:: Raw data ::
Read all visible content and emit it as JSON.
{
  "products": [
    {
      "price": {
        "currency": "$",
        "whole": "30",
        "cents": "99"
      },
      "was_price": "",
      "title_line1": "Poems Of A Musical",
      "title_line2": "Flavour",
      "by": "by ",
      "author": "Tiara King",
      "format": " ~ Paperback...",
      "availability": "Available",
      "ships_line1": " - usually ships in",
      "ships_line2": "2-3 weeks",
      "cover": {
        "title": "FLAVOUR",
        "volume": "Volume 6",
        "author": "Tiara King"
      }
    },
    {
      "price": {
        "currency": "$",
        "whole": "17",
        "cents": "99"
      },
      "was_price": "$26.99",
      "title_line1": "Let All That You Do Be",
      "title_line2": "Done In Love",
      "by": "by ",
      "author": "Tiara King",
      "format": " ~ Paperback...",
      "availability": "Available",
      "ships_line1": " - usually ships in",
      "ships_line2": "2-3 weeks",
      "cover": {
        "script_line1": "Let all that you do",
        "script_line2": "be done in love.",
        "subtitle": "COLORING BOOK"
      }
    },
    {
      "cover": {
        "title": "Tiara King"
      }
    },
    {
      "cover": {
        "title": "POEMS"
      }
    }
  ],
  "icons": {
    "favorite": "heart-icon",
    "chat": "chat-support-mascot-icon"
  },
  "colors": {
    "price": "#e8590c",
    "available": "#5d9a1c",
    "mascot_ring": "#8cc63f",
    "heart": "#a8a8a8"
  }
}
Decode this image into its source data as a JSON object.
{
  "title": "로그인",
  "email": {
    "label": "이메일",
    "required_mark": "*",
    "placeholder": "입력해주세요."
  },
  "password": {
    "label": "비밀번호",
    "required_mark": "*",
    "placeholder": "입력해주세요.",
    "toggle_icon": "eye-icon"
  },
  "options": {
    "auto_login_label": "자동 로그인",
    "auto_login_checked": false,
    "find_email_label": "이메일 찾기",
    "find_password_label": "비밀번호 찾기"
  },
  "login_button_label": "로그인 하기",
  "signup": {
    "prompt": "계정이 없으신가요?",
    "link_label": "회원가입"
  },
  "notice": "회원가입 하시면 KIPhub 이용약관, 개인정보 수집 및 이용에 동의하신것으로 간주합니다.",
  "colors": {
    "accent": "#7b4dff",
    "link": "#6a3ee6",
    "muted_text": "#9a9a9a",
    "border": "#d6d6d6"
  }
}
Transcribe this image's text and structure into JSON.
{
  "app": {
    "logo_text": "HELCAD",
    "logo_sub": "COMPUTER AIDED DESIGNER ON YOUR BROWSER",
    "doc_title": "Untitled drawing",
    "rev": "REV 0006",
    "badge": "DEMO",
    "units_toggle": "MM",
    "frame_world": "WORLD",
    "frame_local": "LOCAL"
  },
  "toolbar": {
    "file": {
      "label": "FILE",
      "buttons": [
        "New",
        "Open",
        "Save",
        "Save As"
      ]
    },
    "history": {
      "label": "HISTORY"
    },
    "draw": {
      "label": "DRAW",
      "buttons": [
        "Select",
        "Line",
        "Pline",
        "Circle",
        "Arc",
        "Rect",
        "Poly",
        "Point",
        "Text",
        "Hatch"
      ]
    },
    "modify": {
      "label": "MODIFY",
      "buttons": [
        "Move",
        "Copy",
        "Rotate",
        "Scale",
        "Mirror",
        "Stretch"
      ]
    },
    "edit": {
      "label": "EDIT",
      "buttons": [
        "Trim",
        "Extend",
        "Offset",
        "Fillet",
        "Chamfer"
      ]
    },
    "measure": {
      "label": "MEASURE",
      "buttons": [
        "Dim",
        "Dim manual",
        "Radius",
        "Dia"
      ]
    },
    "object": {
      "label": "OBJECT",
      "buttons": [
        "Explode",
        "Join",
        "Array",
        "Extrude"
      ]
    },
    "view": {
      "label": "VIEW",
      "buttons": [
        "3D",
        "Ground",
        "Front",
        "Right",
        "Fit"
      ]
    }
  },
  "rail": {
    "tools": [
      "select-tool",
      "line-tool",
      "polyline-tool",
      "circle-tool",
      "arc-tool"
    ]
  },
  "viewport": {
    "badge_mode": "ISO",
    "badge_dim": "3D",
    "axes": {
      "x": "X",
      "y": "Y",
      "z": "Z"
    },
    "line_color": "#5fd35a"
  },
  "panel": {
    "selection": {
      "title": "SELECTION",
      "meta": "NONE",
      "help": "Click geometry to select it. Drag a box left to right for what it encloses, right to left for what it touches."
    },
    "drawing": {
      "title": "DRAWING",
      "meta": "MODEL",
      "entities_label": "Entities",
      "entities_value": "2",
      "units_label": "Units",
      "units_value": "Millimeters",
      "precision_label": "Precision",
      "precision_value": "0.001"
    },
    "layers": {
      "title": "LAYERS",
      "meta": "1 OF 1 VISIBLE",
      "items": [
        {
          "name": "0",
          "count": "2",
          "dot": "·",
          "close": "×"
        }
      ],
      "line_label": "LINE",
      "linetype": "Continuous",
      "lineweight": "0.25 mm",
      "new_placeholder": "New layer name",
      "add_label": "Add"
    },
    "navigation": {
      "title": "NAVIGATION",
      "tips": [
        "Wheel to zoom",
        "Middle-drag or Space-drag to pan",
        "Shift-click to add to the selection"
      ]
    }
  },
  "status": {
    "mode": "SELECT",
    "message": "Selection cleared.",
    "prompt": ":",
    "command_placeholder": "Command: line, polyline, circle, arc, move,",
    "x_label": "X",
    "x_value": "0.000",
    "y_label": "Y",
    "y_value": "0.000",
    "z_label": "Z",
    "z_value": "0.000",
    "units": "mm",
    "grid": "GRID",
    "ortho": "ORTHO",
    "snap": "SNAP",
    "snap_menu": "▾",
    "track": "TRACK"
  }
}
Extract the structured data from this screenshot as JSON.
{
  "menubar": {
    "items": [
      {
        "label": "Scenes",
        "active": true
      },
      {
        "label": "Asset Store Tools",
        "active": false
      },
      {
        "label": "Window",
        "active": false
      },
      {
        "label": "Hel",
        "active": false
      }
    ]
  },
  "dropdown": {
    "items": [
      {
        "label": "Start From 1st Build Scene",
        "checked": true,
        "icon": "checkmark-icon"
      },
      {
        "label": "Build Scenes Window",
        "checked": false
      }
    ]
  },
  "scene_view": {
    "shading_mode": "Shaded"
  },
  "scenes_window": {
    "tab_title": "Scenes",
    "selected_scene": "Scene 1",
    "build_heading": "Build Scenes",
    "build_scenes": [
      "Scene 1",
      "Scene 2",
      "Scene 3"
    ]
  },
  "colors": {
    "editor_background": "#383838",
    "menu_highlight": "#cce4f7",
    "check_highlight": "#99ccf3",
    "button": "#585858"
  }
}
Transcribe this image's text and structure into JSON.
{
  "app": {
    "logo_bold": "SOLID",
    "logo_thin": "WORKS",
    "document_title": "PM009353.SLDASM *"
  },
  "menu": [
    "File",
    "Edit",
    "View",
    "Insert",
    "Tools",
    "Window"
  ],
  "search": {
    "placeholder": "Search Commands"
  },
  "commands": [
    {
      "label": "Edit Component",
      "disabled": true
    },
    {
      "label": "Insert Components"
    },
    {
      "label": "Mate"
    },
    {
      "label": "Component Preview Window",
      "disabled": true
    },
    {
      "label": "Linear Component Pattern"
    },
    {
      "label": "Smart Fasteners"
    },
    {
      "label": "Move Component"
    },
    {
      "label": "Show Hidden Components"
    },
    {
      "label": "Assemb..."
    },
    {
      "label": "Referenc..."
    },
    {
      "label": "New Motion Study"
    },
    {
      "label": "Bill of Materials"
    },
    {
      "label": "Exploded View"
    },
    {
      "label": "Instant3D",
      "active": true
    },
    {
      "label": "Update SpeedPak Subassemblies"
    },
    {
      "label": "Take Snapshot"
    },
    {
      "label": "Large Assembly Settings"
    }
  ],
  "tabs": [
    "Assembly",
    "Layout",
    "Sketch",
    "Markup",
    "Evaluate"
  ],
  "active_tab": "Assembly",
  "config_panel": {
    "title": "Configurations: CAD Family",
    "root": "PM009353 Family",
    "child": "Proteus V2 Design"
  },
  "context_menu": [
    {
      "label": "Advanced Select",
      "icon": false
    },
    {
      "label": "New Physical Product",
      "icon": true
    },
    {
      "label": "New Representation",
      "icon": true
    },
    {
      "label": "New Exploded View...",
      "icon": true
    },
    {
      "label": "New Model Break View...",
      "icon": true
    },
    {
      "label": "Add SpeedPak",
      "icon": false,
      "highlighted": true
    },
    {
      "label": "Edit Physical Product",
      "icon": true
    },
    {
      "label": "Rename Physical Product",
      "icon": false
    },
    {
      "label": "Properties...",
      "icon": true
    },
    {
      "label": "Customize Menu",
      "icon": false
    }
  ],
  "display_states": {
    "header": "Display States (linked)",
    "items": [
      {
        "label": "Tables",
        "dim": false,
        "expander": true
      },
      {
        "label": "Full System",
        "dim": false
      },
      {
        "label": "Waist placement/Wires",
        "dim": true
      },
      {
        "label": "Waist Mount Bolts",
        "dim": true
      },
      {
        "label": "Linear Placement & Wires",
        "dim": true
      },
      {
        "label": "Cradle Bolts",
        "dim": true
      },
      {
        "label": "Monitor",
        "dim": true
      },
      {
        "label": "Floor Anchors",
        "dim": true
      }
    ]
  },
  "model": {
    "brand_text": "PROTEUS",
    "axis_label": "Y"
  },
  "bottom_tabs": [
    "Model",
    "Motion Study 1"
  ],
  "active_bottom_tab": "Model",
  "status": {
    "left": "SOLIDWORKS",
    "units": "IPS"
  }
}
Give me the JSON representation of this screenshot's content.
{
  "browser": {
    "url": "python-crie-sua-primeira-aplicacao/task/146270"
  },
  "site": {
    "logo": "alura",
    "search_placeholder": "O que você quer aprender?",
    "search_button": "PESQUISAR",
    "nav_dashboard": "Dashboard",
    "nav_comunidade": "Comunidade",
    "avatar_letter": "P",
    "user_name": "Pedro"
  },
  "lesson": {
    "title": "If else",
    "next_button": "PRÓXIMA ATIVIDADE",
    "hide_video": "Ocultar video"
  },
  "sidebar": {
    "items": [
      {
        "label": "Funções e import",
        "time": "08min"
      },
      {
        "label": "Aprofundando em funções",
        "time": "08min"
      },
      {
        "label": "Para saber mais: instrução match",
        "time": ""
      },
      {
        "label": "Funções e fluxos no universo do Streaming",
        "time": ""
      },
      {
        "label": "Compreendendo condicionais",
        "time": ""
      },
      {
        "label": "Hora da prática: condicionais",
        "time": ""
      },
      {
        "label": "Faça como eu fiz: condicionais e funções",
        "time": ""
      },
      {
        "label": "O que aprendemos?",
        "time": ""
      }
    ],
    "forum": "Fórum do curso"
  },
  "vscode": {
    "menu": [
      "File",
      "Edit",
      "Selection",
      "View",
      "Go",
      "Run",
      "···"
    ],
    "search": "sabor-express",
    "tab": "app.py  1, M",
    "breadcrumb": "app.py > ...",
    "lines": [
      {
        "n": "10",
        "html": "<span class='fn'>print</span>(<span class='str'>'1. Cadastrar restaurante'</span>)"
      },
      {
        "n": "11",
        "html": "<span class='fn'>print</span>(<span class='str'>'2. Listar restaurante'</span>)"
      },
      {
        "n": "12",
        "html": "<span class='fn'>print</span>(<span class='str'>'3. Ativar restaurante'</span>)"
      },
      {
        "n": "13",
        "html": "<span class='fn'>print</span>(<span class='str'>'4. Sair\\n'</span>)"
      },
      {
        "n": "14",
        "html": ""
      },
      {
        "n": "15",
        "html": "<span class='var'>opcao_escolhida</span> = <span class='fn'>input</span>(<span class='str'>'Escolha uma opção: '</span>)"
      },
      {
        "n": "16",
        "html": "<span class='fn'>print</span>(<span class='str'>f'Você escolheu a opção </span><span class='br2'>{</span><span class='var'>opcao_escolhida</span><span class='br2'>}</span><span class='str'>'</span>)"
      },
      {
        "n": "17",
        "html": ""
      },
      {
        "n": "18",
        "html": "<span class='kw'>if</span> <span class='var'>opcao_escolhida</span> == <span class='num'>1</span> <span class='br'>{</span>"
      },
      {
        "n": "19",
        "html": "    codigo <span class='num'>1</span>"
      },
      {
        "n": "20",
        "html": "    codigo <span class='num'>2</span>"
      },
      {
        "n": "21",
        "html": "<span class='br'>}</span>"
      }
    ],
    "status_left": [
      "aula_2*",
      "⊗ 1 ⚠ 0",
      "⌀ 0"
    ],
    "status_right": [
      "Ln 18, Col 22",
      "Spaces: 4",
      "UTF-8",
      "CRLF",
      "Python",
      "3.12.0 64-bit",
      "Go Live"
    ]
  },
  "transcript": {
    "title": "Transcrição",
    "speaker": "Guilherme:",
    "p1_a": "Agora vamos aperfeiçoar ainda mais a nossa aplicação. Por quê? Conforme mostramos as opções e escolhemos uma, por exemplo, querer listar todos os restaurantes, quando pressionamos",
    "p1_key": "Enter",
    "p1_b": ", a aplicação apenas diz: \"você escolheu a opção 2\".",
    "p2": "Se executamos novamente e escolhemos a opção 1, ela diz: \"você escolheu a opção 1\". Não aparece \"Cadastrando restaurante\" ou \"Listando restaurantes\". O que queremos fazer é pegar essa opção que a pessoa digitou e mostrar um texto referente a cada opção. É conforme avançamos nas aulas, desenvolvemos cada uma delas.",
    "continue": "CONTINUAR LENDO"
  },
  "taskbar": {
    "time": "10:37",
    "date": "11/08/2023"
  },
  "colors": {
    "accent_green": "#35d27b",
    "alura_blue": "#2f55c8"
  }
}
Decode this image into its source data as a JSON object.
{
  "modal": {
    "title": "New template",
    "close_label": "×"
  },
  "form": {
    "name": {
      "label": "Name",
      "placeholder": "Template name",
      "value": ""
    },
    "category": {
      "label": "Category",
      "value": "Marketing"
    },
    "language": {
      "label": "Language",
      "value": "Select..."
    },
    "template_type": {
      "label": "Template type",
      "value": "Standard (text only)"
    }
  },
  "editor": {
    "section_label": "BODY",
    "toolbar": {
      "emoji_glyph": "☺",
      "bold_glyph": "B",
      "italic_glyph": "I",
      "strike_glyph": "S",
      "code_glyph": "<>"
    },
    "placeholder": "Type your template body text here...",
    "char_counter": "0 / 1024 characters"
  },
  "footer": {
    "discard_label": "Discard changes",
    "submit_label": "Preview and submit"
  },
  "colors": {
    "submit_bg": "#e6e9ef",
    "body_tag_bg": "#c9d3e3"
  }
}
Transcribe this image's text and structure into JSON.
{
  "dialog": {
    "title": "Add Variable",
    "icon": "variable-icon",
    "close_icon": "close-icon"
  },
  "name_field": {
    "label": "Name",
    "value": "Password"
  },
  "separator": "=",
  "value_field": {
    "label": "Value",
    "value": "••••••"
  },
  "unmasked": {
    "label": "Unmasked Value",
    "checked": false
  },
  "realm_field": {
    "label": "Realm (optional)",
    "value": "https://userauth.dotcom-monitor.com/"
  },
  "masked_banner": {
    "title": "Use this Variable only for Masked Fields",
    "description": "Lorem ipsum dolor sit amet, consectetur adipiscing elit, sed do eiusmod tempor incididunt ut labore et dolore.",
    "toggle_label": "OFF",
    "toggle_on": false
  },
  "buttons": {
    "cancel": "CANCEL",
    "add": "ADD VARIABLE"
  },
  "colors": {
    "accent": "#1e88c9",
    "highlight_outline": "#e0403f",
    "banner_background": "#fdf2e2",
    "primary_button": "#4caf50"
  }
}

:: Problem description ::
Pick out the lines that contain "print" and copy them.

:: Correct answer ::
        "html": "<span class='fn'>print</span>(<span class='str'>'1. Cadastrar restaurante'</span>)"
        "html": "<span class='fn'>print</span>(<span class='str'>'2. Listar restaurante'</span>)"
        "html": "<span class='fn'>print</span>(<span class='str'>'3. Ativar restaurante'</span>)"
        "html": "<span class='fn'>print</span>(<span class='str'>'4. Sair\\n'</span>)"
        "html": "<span class='fn'>print</span>(<span class='str'>f'Você escolheu a opção </span><span class='br2'>{</span><span class='var'>opcao_escolhida</span><span class='br2'>}</span><span class='str'>'</span>)"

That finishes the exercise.